Which lines hold the word "name"? Copy each one.
START TASK INPUT
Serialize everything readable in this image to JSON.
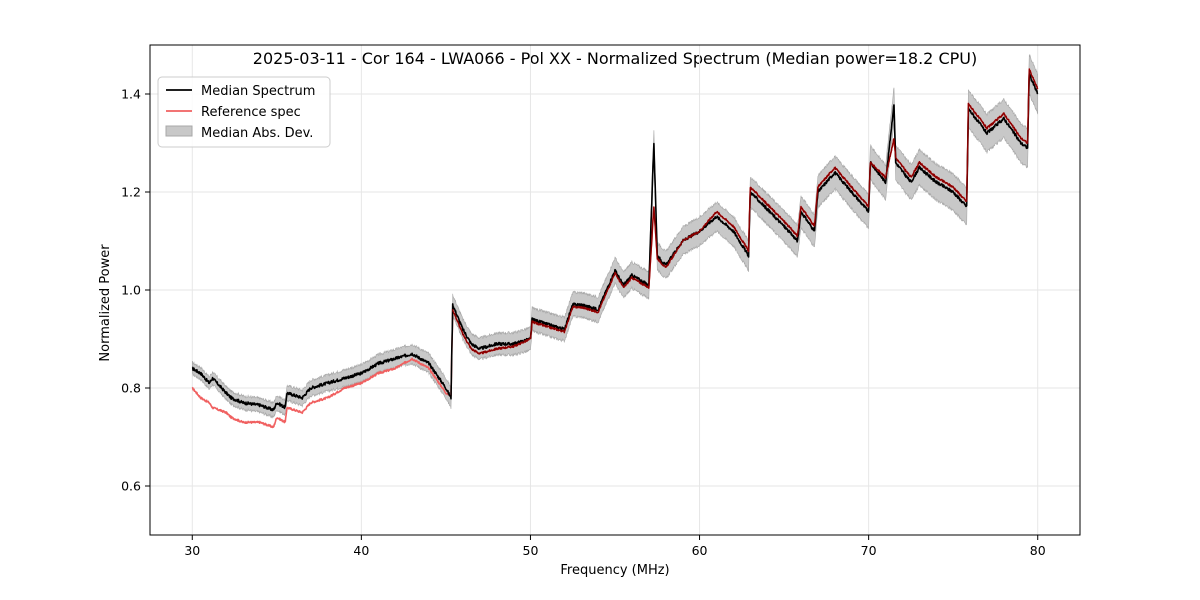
{
  "chart_data": {
    "type": "line",
    "title": "2025-03-11 - Cor 164 - LWA066 - Pol XX - Normalized Spectrum (Median power=18.2 CPU)",
    "xlabel": "Frequency (MHz)",
    "ylabel": "Normalized Power",
    "xlim": [
      27.5,
      82.5
    ],
    "ylim": [
      0.5,
      1.5
    ],
    "xticks": [
      30,
      40,
      50,
      60,
      70,
      80
    ],
    "yticks": [
      0.6,
      0.8,
      1.0,
      1.2,
      1.4
    ],
    "grid": true,
    "legend_position": "top-left",
    "legend": [
      "Median Spectrum",
      "Reference spec",
      "Median Abs. Dev."
    ],
    "colors": {
      "median": "#000000",
      "reference": "#f06060",
      "reference_overlap": "#8b0000",
      "mad_fill": "#c8c8c8",
      "mad_edge": "#a8a8a8",
      "grid": "#e6e6e6"
    },
    "series": [
      {
        "name": "Median Spectrum",
        "x": [
          30.0,
          30.5,
          31.0,
          31.2,
          32.0,
          32.3,
          33.0,
          34.0,
          34.8,
          35.0,
          35.5,
          35.6,
          36.5,
          37.0,
          38.0,
          39.0,
          40.0,
          41.0,
          42.0,
          43.0,
          44.0,
          45.0,
          45.3,
          45.4,
          46.0,
          46.5,
          47.0,
          48.0,
          49.0,
          50.0,
          50.1,
          51.0,
          52.0,
          52.5,
          53.0,
          54.0,
          55.0,
          55.5,
          56.0,
          57.0,
          57.3,
          57.5,
          58.0,
          59.0,
          60.0,
          61.0,
          62.0,
          62.9,
          63.0,
          65.0,
          65.8,
          66.0,
          66.8,
          67.0,
          68.0,
          69.0,
          70.0,
          70.1,
          71.0,
          71.5,
          71.6,
          72.5,
          73.0,
          74.0,
          75.0,
          75.8,
          75.9,
          77.0,
          78.0,
          79.0,
          79.4,
          79.5,
          80.0
        ],
        "values": [
          0.84,
          0.83,
          0.81,
          0.82,
          0.79,
          0.78,
          0.77,
          0.765,
          0.755,
          0.77,
          0.76,
          0.79,
          0.78,
          0.8,
          0.81,
          0.82,
          0.83,
          0.85,
          0.86,
          0.87,
          0.85,
          0.8,
          0.78,
          0.97,
          0.92,
          0.89,
          0.88,
          0.89,
          0.89,
          0.9,
          0.94,
          0.93,
          0.92,
          0.97,
          0.97,
          0.96,
          1.04,
          1.01,
          1.03,
          1.01,
          1.3,
          1.07,
          1.05,
          1.1,
          1.12,
          1.15,
          1.12,
          1.07,
          1.2,
          1.13,
          1.1,
          1.16,
          1.12,
          1.2,
          1.24,
          1.2,
          1.16,
          1.26,
          1.22,
          1.38,
          1.26,
          1.22,
          1.25,
          1.22,
          1.2,
          1.17,
          1.37,
          1.32,
          1.35,
          1.3,
          1.29,
          1.44,
          1.4
        ]
      },
      {
        "name": "Reference spec",
        "x": [
          30.0,
          30.5,
          31.0,
          31.2,
          32.0,
          32.3,
          33.0,
          34.0,
          34.8,
          35.0,
          35.5,
          35.6,
          36.5,
          37.0,
          38.0,
          39.0,
          40.0,
          41.0,
          42.0,
          43.0,
          44.0,
          45.0,
          45.3,
          45.4,
          46.0,
          46.5,
          47.0,
          48.0,
          49.0,
          50.0,
          50.1,
          51.0,
          52.0,
          52.5,
          53.0,
          54.0,
          55.0,
          55.5,
          56.0,
          57.0,
          57.3,
          57.5,
          58.0,
          59.0,
          60.0,
          61.0,
          62.0,
          62.9,
          63.0,
          65.0,
          65.8,
          66.0,
          66.8,
          67.0,
          68.0,
          69.0,
          70.0,
          70.1,
          71.0,
          71.5,
          71.6,
          72.5,
          73.0,
          74.0,
          75.0,
          75.8,
          75.9,
          77.0,
          78.0,
          79.0,
          79.4,
          79.5,
          80.0
        ],
        "values": [
          0.8,
          0.78,
          0.77,
          0.76,
          0.75,
          0.74,
          0.73,
          0.73,
          0.72,
          0.74,
          0.73,
          0.76,
          0.75,
          0.77,
          0.78,
          0.8,
          0.81,
          0.83,
          0.84,
          0.86,
          0.84,
          0.79,
          0.785,
          0.96,
          0.91,
          0.88,
          0.87,
          0.88,
          0.885,
          0.9,
          0.935,
          0.925,
          0.915,
          0.965,
          0.965,
          0.955,
          1.035,
          1.005,
          1.025,
          1.005,
          1.17,
          1.065,
          1.045,
          1.1,
          1.12,
          1.16,
          1.13,
          1.08,
          1.21,
          1.14,
          1.11,
          1.17,
          1.13,
          1.21,
          1.25,
          1.21,
          1.17,
          1.26,
          1.23,
          1.31,
          1.27,
          1.23,
          1.26,
          1.23,
          1.21,
          1.18,
          1.38,
          1.33,
          1.36,
          1.31,
          1.3,
          1.45,
          1.41
        ]
      }
    ],
    "mad_band": {
      "name": "Median Abs. Dev.",
      "half_width_start": 0.012,
      "half_width_end": 0.04
    }
  }
}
END TASK INPUT
» **REPLY**
        "name": "Median Spectrum",
        "name": "Reference spec",
      "name": "Median Abs. Dev.",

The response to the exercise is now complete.